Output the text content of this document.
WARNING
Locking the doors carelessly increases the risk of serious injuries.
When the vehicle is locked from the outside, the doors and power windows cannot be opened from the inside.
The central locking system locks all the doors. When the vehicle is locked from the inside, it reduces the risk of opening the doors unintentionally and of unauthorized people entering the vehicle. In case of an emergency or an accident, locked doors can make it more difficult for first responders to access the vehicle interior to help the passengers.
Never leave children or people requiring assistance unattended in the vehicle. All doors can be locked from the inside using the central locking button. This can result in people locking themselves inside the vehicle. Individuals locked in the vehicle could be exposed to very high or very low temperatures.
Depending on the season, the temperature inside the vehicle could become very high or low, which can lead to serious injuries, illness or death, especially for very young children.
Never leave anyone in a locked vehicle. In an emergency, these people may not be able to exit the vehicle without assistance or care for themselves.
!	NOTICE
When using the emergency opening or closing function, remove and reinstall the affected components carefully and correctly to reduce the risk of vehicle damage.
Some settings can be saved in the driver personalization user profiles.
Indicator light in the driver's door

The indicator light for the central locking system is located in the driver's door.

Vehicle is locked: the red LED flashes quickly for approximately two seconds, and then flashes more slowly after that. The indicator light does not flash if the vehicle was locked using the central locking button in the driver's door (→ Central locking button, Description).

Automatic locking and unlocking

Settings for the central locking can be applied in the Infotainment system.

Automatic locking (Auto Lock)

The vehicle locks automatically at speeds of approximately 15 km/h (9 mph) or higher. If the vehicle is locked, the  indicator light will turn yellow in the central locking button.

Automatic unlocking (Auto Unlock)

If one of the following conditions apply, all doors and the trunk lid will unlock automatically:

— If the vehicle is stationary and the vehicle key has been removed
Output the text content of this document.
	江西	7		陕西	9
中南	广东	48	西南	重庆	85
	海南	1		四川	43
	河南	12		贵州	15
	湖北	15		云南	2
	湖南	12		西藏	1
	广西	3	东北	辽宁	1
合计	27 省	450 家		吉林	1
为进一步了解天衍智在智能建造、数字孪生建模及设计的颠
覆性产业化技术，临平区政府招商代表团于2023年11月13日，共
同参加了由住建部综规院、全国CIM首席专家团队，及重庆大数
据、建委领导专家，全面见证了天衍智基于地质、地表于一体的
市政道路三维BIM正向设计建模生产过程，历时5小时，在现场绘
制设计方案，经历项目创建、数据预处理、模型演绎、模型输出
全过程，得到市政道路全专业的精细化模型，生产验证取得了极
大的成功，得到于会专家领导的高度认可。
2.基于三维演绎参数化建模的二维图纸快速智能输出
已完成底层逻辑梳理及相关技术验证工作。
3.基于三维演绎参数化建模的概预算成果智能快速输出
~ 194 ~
* * * *
▶ Work to do: Repeat all the entries word for word.

▶ Finished exercise:
Output the text content of this document.
WARNING
Locking the doors carelessly increases the risk of serious injuries.
When the vehicle is locked from the outside, the doors and power windows cannot be opened from the inside.
The central locking system locks all the doors. When the vehicle is locked from the inside, it reduces the risk of opening the doors unintentionally and of unauthorized people entering the vehicle. In case of an emergency or an accident, locked doors can make it more difficult for first responders to access the vehicle interior to help the passengers.
Never leave children or people requiring assistance unattended in the vehicle. All doors can be locked from the inside using the central locking button. This can result in people locking themselves inside the vehicle. Individuals locked in the vehicle could be exposed to very high or very low temperatures.
Depending on the season, the temperature inside the vehicle could become very high or low, which can lead to serious injuries, illness or death, especially for very young children.
Never leave anyone in a locked vehicle. In an emergency, these people may not be able to exit the vehicle without assistance or care for themselves.
!	NOTICE
When using the emergency opening or closing function, remove and reinstall the affected components carefully and correctly to reduce the risk of vehicle damage.
Some settings can be saved in the driver personalization user profiles.
Indicator light in the driver's door

The indicator light for the central locking system is located in the driver's door.

Vehicle is locked: the red LED flashes quickly for approximately two seconds, and then flashes more slowly after that. The indicator light does not flash if the vehicle was locked using the central locking button in the driver's door (→ Central locking button, Description).

Automatic locking and unlocking

Settings for the central locking can be applied in the Infotainment system.

Automatic locking (Auto Lock)

The vehicle locks automatically at speeds of approximately 15 km/h (9 mph) or higher. If the vehicle is locked, the  indicator light will turn yellow in the central locking button.

Automatic unlocking (Auto Unlock)

If one of the following conditions apply, all doors and the trunk lid will unlock automatically:

— If the vehicle is stationary and the vehicle key has been removed
Output the text content of this document.
	江西	7		陕西	9
中南	广东	48	西南	重庆	85
	海南	1		四川	43
	河南	12		贵州	15
	湖北	15		云南	2
	湖南	12		西藏	1
	广西	3	东北	辽宁	1
合计	27 省	450 家		吉林	1
为进一步了解天衍智在智能建造、数字孪生建模及设计的颠
覆性产业化技术，临平区政府招商代表团于2023年11月13日，共
同参加了由住建部综规院、全国CIM首席专家团队，及重庆大数
据、建委领导专家，全面见证了天衍智基于地质、地表于一体的
市政道路三维BIM正向设计建模生产过程，历时5小时，在现场绘
制设计方案，经历项目创建、数据预处理、模型演绎、模型输出
全过程，得到市政道路全专业的精细化模型，生产验证取得了极
大的成功，得到于会专家领导的高度认可。
2.基于三维演绎参数化建模的二维图纸快速智能输出
已完成底层逻辑梳理及相关技术验证工作。
3.基于三维演绎参数化建模的概预算成果智能快速输出
~ 194 ~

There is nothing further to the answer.